▶ Task: Copy all entries without alteration and skip the pictures they hold.
· · · · · · ·
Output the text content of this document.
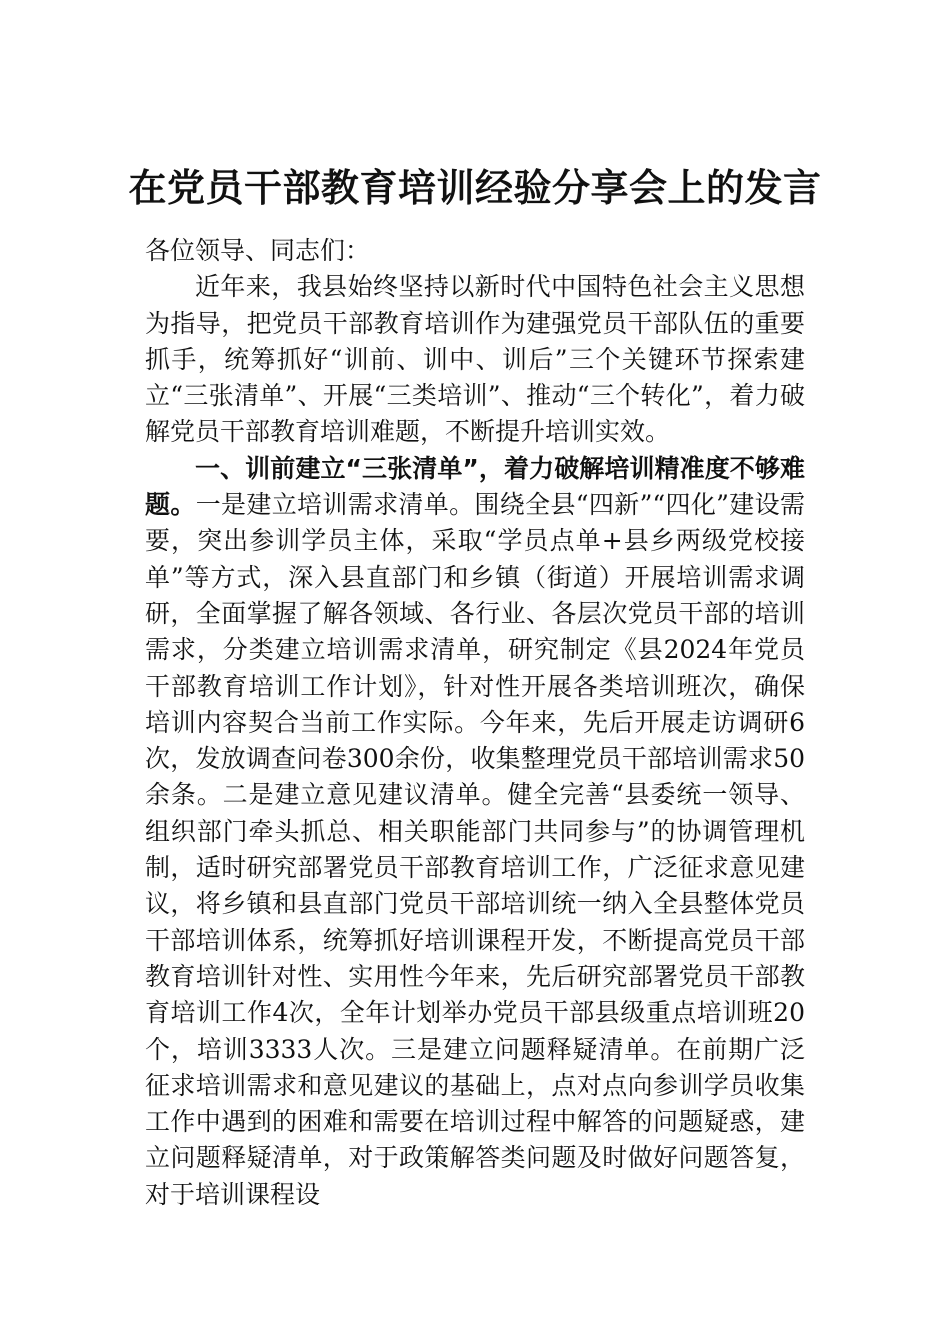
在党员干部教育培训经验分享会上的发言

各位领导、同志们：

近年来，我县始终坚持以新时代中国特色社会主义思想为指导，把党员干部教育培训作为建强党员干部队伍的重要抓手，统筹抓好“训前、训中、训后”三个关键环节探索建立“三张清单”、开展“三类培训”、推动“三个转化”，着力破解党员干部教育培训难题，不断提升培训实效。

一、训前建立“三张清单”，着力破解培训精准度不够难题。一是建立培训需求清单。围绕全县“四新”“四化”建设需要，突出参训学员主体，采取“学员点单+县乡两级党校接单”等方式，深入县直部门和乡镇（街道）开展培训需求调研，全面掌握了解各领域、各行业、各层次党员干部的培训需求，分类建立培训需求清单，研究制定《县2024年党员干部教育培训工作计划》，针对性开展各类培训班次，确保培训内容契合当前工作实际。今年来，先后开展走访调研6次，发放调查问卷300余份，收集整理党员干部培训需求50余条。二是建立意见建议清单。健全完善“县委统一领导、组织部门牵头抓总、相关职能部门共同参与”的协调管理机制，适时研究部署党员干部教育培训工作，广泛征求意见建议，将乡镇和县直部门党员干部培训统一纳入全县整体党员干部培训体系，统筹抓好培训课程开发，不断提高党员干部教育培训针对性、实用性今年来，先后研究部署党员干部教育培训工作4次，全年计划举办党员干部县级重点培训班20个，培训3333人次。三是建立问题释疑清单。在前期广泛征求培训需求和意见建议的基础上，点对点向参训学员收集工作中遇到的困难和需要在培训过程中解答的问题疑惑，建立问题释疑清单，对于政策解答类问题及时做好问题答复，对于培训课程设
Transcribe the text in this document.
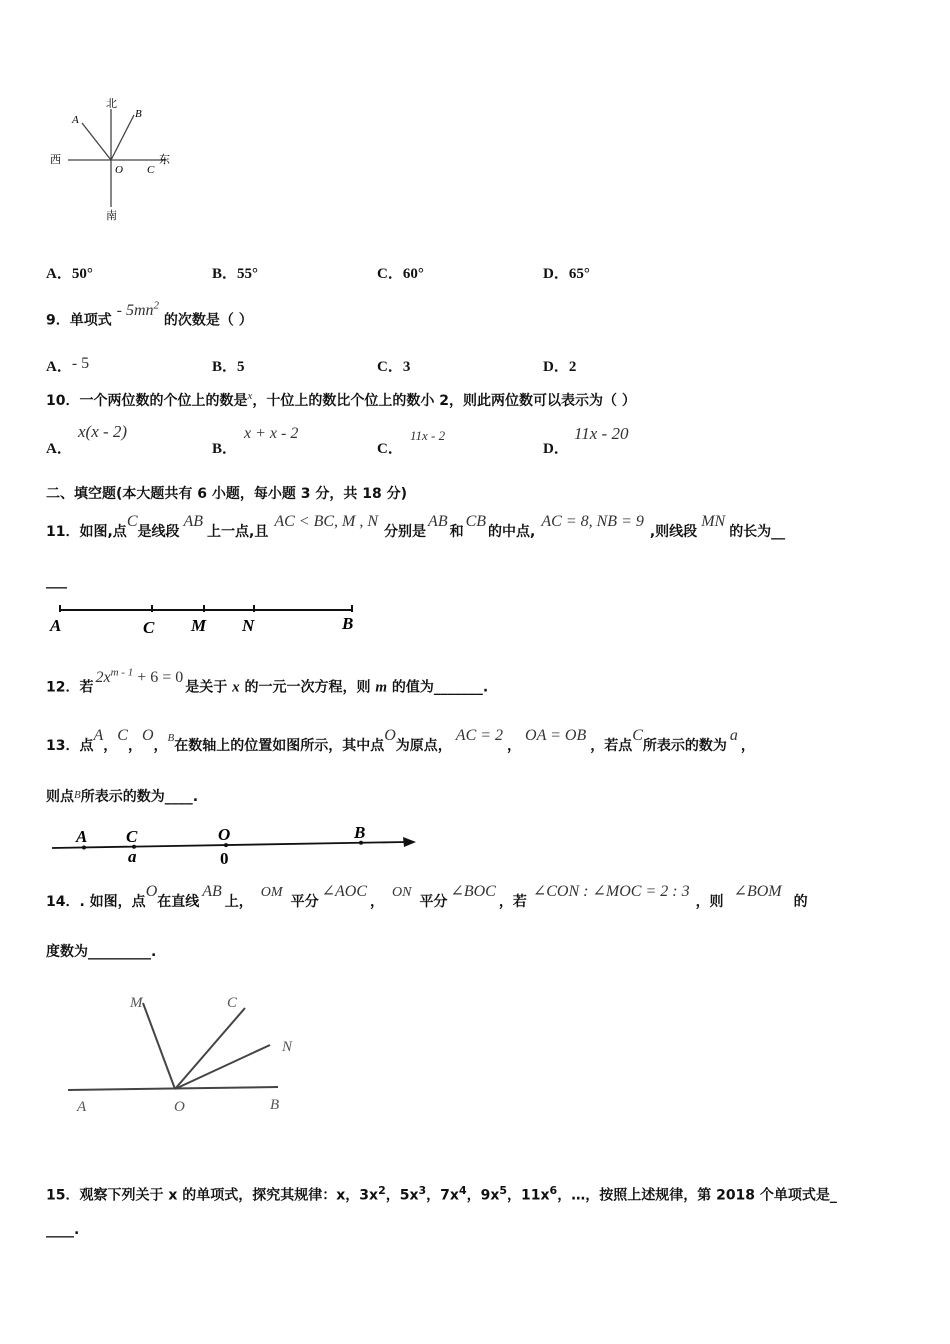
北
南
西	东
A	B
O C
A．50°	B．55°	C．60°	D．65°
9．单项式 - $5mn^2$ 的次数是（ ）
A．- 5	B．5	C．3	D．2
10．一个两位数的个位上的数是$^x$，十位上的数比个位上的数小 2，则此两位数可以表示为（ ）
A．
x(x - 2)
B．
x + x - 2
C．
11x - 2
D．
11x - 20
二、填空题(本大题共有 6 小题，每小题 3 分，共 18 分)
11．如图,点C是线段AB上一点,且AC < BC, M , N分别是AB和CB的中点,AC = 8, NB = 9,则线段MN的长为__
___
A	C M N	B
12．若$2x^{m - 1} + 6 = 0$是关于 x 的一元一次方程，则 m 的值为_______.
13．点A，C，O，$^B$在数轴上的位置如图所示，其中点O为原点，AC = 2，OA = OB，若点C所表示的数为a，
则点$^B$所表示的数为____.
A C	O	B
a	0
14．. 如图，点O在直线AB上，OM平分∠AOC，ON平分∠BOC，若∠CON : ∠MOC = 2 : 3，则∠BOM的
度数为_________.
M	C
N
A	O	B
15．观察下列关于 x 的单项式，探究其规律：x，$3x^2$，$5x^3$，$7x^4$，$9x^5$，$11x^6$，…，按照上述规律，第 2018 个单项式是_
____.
· · · · · · ·
▶ Output for this task:
Output the text content of this document.
在党员干部教育培训经验分享会上的发言

各位领导、同志们：

近年来，我县始终坚持以新时代中国特色社会主义思想为指导，把党员干部教育培训作为建强党员干部队伍的重要抓手，统筹抓好“训前、训中、训后”三个关键环节探索建立“三张清单”、开展“三类培训”、推动“三个转化”，着力破解党员干部教育培训难题，不断提升培训实效。

一、训前建立“三张清单”，着力破解培训精准度不够难题。一是建立培训需求清单。围绕全县“四新”“四化”建设需要，突出参训学员主体，采取“学员点单+县乡两级党校接单”等方式，深入县直部门和乡镇（街道）开展培训需求调研，全面掌握了解各领域、各行业、各层次党员干部的培训需求，分类建立培训需求清单，研究制定《县2024年党员干部教育培训工作计划》，针对性开展各类培训班次，确保培训内容契合当前工作实际。今年来，先后开展走访调研6次，发放调查问卷300余份，收集整理党员干部培训需求50余条。二是建立意见建议清单。健全完善“县委统一领导、组织部门牵头抓总、相关职能部门共同参与”的协调管理机制，适时研究部署党员干部教育培训工作，广泛征求意见建议，将乡镇和县直部门党员干部培训统一纳入全县整体党员干部培训体系，统筹抓好培训课程开发，不断提高党员干部教育培训针对性、实用性今年来，先后研究部署党员干部教育培训工作4次，全年计划举办党员干部县级重点培训班20个，培训3333人次。三是建立问题释疑清单。在前期广泛征求培训需求和意见建议的基础上，点对点向参训学员收集工作中遇到的困难和需要在培训过程中解答的问题疑惑，建立问题释疑清单，对于政策解答类问题及时做好问题答复，对于培训课程设
Transcribe the text in this document.
北
南
西	东
A	B
O C
A．50°	B．55°	C．60°	D．65°
9．单项式 - $5mn^2$ 的次数是（ ）
A．- 5	B．5	C．3	D．2
10．一个两位数的个位上的数是$^x$，十位上的数比个位上的数小 2，则此两位数可以表示为（ ）
A．
x(x - 2)
B．
x + x - 2
C．
11x - 2
D．
11x - 20
二、填空题(本大题共有 6 小题，每小题 3 分，共 18 分)
11．如图,点C是线段AB上一点,且AC < BC, M , N分别是AB和CB的中点,AC = 8, NB = 9,则线段MN的长为__
___
A	C M N	B
12．若$2x^{m - 1} + 6 = 0$是关于 x 的一元一次方程，则 m 的值为_______.
13．点A，C，O，$^B$在数轴上的位置如图所示，其中点O为原点，AC = 2，OA = OB，若点C所表示的数为a，
则点$^B$所表示的数为____.
A C	O	B
a	0
14．. 如图，点O在直线AB上，OM平分∠AOC，ON平分∠BOC，若∠CON : ∠MOC = 2 : 3，则∠BOM的
度数为_________.
M	C
N
A	O	B
15．观察下列关于 x 的单项式，探究其规律：x，$3x^2$，$5x^3$，$7x^4$，$9x^5$，$11x^6$，…，按照上述规律，第 2018 个单项式是_
____.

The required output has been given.